**Direction**
Render every line of the material below as a numbered list, omitting any blank lines.

**Material provided**
*****

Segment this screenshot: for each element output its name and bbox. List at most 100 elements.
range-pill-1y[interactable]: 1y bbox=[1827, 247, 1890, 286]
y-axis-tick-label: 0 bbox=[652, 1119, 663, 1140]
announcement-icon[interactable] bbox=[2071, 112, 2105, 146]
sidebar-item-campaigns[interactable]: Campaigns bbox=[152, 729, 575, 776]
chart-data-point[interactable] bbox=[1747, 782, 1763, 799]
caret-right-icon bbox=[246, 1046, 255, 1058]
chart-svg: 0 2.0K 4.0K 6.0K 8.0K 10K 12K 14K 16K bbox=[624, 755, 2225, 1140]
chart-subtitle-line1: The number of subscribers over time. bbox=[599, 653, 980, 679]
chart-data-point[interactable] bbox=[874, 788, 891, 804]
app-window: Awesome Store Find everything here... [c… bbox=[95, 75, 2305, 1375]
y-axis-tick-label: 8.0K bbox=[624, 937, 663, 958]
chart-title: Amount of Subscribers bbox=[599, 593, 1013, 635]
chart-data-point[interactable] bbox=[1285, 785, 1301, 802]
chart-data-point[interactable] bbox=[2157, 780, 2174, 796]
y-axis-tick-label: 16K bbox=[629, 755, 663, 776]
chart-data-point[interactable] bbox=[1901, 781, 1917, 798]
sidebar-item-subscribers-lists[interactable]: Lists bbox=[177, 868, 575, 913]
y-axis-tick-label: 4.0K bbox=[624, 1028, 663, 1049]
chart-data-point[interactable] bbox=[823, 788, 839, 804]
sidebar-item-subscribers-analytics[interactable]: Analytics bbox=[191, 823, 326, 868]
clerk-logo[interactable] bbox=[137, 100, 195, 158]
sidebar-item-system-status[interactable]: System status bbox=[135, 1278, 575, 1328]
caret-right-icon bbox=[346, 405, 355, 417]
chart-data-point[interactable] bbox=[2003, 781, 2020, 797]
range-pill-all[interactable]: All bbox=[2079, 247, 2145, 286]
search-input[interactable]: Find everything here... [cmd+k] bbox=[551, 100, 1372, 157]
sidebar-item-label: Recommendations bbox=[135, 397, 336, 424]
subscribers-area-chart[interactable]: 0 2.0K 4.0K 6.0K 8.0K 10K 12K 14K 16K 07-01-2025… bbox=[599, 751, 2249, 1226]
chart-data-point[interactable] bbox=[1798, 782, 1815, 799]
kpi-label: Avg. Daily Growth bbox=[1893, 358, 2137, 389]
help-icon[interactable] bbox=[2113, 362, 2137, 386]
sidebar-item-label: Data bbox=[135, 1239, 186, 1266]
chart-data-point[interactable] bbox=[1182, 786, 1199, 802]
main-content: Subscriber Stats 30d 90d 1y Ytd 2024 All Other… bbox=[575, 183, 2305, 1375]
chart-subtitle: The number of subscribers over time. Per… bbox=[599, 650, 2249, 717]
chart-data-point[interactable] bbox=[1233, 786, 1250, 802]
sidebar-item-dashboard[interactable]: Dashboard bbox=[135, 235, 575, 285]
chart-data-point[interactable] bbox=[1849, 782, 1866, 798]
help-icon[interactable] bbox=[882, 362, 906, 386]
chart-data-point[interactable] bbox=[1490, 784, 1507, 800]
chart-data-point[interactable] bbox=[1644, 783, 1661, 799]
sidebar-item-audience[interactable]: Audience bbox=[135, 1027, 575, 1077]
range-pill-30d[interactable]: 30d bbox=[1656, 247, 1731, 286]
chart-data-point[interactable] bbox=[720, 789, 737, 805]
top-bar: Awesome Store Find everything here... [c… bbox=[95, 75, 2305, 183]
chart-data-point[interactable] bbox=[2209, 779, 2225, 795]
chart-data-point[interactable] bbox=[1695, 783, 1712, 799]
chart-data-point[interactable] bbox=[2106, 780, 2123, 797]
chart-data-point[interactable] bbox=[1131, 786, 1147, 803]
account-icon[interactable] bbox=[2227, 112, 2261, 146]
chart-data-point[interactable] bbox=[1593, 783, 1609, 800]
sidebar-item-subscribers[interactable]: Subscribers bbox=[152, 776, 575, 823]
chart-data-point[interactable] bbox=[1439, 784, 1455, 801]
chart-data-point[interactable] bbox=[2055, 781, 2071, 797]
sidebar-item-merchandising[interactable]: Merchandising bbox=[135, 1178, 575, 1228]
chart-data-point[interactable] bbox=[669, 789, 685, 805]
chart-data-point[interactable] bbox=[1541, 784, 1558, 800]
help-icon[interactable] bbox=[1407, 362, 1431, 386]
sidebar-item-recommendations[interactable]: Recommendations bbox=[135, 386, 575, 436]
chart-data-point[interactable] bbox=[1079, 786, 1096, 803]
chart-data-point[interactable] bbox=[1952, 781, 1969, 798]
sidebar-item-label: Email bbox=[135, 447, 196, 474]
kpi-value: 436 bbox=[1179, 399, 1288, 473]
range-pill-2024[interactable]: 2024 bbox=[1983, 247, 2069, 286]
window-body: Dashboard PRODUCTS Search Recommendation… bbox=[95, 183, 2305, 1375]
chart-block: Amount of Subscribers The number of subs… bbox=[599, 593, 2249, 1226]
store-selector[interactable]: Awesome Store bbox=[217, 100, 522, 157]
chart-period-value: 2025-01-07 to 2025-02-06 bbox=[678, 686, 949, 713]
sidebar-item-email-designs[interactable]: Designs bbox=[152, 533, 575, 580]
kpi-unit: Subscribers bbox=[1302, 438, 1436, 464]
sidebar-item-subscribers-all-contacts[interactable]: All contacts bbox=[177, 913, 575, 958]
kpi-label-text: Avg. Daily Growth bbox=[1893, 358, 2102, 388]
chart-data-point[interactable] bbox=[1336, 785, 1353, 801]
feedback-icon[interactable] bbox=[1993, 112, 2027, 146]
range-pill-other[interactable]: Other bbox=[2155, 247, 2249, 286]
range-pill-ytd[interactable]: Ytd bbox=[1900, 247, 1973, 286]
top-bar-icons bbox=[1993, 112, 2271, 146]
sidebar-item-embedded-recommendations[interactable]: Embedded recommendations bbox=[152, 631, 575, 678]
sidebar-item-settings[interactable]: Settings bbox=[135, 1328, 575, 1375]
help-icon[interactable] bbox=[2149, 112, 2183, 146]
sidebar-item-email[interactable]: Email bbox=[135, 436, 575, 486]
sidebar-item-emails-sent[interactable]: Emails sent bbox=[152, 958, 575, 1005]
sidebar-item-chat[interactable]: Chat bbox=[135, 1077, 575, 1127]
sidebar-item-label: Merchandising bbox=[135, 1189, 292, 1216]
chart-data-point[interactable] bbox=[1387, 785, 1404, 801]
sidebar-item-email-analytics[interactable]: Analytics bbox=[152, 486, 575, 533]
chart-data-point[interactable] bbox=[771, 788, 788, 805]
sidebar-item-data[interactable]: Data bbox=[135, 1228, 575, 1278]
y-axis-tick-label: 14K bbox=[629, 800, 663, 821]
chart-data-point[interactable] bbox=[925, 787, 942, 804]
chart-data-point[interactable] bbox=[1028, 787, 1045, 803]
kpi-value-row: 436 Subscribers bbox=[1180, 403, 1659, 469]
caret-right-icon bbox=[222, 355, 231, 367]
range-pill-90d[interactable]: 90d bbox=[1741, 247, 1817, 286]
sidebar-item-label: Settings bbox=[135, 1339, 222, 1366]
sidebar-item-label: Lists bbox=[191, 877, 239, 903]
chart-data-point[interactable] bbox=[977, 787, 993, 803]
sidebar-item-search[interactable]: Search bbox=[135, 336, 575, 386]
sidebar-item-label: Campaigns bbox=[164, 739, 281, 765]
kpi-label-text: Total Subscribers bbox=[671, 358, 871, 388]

*****

**Solution for this task**
1. Segment this screenshot: for each element output its name and bbox. List at most 100 elements.
2. range-pill-1y[interactable]: 1y bbox=[1827, 247, 1890, 286]
3. y-axis-tick-label: 0 bbox=[652, 1119, 663, 1140]
4. announcement-icon[interactable] bbox=[2071, 112, 2105, 146]
5. sidebar-item-campaigns[interactable]: Campaigns bbox=[152, 729, 575, 776]
6. chart-data-point[interactable] bbox=[1747, 782, 1763, 799]
7. caret-right-icon bbox=[246, 1046, 255, 1058]
8. chart-svg: 0 2.0K 4.0K 6.0K 8.0K 10K 12K 14K 16K bbox=[624, 755, 2225, 1140]
9. chart-subtitle-line1: The number of subscribers over time. bbox=[599, 653, 980, 679]
10. chart-data-point[interactable] bbox=[874, 788, 891, 804]
11. app-window: Awesome Store Find everything here... [c… bbox=[95, 75, 2305, 1375]
12. y-axis-tick-label: 8.0K bbox=[624, 937, 663, 958]
13. chart-title: Amount of Subscribers bbox=[599, 593, 1013, 635]
14. chart-data-point[interactable] bbox=[1285, 785, 1301, 802]
15. chart-data-point[interactable] bbox=[2157, 780, 2174, 796]
16. y-axis-tick-label: 16K bbox=[629, 755, 663, 776]
17. chart-data-point[interactable] bbox=[1901, 781, 1917, 798]
18. sidebar-item-subscribers-lists[interactable]: Lists bbox=[177, 868, 575, 913]
19. y-axis-tick-label: 4.0K bbox=[624, 1028, 663, 1049]
20. chart-data-point[interactable] bbox=[823, 788, 839, 804]
21. sidebar-item-subscribers-analytics[interactable]: Analytics bbox=[191, 823, 326, 868]
22. clerk-logo[interactable] bbox=[137, 100, 195, 158]
23. sidebar-item-system-status[interactable]: System status bbox=[135, 1278, 575, 1328]
24. caret-right-icon bbox=[346, 405, 355, 417]
25. chart-data-point[interactable] bbox=[2003, 781, 2020, 797]
26. range-pill-all[interactable]: All bbox=[2079, 247, 2145, 286]
27. search-input[interactable]: Find everything here... [cmd+k] bbox=[551, 100, 1372, 157]
28. sidebar-item-label: Recommendations bbox=[135, 397, 336, 424]
29. subscribers-area-chart[interactable]: 0 2.0K 4.0K 6.0K 8.0K 10K 12K 14K 16K 07-01-2025… bbox=[599, 751, 2249, 1226]
30. chart-data-point[interactable] bbox=[1798, 782, 1815, 799]
31. kpi-label: Avg. Daily Growth bbox=[1893, 358, 2137, 389]
32. help-icon[interactable] bbox=[2113, 362, 2137, 386]
33. sidebar-item-label: Data bbox=[135, 1239, 186, 1266]
34. chart-data-point[interactable] bbox=[1182, 786, 1199, 802]
35. main-content: Subscriber Stats 30d 90d 1y Ytd 2024 All Other… bbox=[575, 183, 2305, 1375]
36. chart-subtitle: The number of subscribers over time. Per… bbox=[599, 650, 2249, 717]
37. chart-data-point[interactable] bbox=[1233, 786, 1250, 802]
38. sidebar-item-dashboard[interactable]: Dashboard bbox=[135, 235, 575, 285]
39. chart-data-point[interactable] bbox=[1849, 782, 1866, 798]
40. help-icon[interactable] bbox=[882, 362, 906, 386]
41. chart-data-point[interactable] bbox=[1490, 784, 1507, 800]
42. chart-data-point[interactable] bbox=[1644, 783, 1661, 799]
43. sidebar-item-audience[interactable]: Audience bbox=[135, 1027, 575, 1077]
44. range-pill-30d[interactable]: 30d bbox=[1656, 247, 1731, 286]
45. chart-data-point[interactable] bbox=[720, 789, 737, 805]
46. top-bar: Awesome Store Find everything here... [c… bbox=[95, 75, 2305, 183]
47. chart-data-point[interactable] bbox=[2209, 779, 2225, 795]
48. chart-data-point[interactable] bbox=[1695, 783, 1712, 799]
49. chart-data-point[interactable] bbox=[2106, 780, 2123, 797]
50. chart-data-point[interactable] bbox=[1131, 786, 1147, 803]
51. account-icon[interactable] bbox=[2227, 112, 2261, 146]
52. chart-data-point[interactable] bbox=[1593, 783, 1609, 800]
53. sidebar-item-subscribers[interactable]: Subscribers bbox=[152, 776, 575, 823]
54. chart-data-point[interactable] bbox=[1439, 784, 1455, 801]
55. chart-data-point[interactable] bbox=[2055, 781, 2071, 797]
56. sidebar-item-merchandising[interactable]: Merchandising bbox=[135, 1178, 575, 1228]
57. chart-data-point[interactable] bbox=[669, 789, 685, 805]
58. chart-data-point[interactable] bbox=[1541, 784, 1558, 800]
59. help-icon[interactable] bbox=[1407, 362, 1431, 386]
60. sidebar-item-recommendations[interactable]: Recommendations bbox=[135, 386, 575, 436]
61. chart-data-point[interactable] bbox=[1079, 786, 1096, 803]
62. chart-data-point[interactable] bbox=[1952, 781, 1969, 798]
63. sidebar-item-label: Email bbox=[135, 447, 196, 474]
64. kpi-value: 436 bbox=[1179, 399, 1288, 473]
65. range-pill-2024[interactable]: 2024 bbox=[1983, 247, 2069, 286]
66. window-body: Dashboard PRODUCTS Search Recommendation… bbox=[95, 183, 2305, 1375]
67. chart-block: Amount of Subscribers The number of subs… bbox=[599, 593, 2249, 1226]
68. store-selector[interactable]: Awesome Store bbox=[217, 100, 522, 157]
69. chart-period-value: 2025-01-07 to 2025-02-06 bbox=[678, 686, 949, 713]
70. sidebar-item-email-designs[interactable]: Designs bbox=[152, 533, 575, 580]
71. kpi-unit: Subscribers bbox=[1302, 438, 1436, 464]
72. sidebar-item-subscribers-all-contacts[interactable]: All contacts bbox=[177, 913, 575, 958]
73. kpi-label-text: Avg. Daily Growth bbox=[1893, 358, 2102, 388]
74. chart-data-point[interactable] bbox=[1336, 785, 1353, 801]
75. feedback-icon[interactable] bbox=[1993, 112, 2027, 146]
76. range-pill-other[interactable]: Other bbox=[2155, 247, 2249, 286]
77. range-pill-ytd[interactable]: Ytd bbox=[1900, 247, 1973, 286]
78. top-bar-icons bbox=[1993, 112, 2271, 146]
79. sidebar-item-embedded-recommendations[interactable]: Embedded recommendations bbox=[152, 631, 575, 678]
80. sidebar-item-settings[interactable]: Settings bbox=[135, 1328, 575, 1375]
81. help-icon[interactable] bbox=[2149, 112, 2183, 146]
82. sidebar-item-email[interactable]: Email bbox=[135, 436, 575, 486]
83. sidebar-item-emails-sent[interactable]: Emails sent bbox=[152, 958, 575, 1005]
84. sidebar-item-chat[interactable]: Chat bbox=[135, 1077, 575, 1127]
85. sidebar-item-label: Merchandising bbox=[135, 1189, 292, 1216]
86. chart-data-point[interactable] bbox=[1387, 785, 1404, 801]
87. sidebar-item-email-analytics[interactable]: Analytics bbox=[152, 486, 575, 533]
88. chart-data-point[interactable] bbox=[771, 788, 788, 805]
89. sidebar-item-data[interactable]: Data bbox=[135, 1228, 575, 1278]
90. y-axis-tick-label: 14K bbox=[629, 800, 663, 821]
91. chart-data-point[interactable] bbox=[925, 787, 942, 804]
92. chart-data-point[interactable] bbox=[1028, 787, 1045, 803]
93. kpi-value-row: 436 Subscribers bbox=[1180, 403, 1659, 469]
94. caret-right-icon bbox=[222, 355, 231, 367]
95. range-pill-90d[interactable]: 90d bbox=[1741, 247, 1817, 286]
96. sidebar-item-label: Settings bbox=[135, 1339, 222, 1366]
97. sidebar-item-label: Lists bbox=[191, 877, 239, 903]
98. chart-data-point[interactable] bbox=[977, 787, 993, 803]
99. sidebar-item-search[interactable]: Search bbox=[135, 336, 575, 386]
100. sidebar-item-label: Campaigns bbox=[164, 739, 281, 765]
101. kpi-label-text: Total Subscribers bbox=[671, 358, 871, 388]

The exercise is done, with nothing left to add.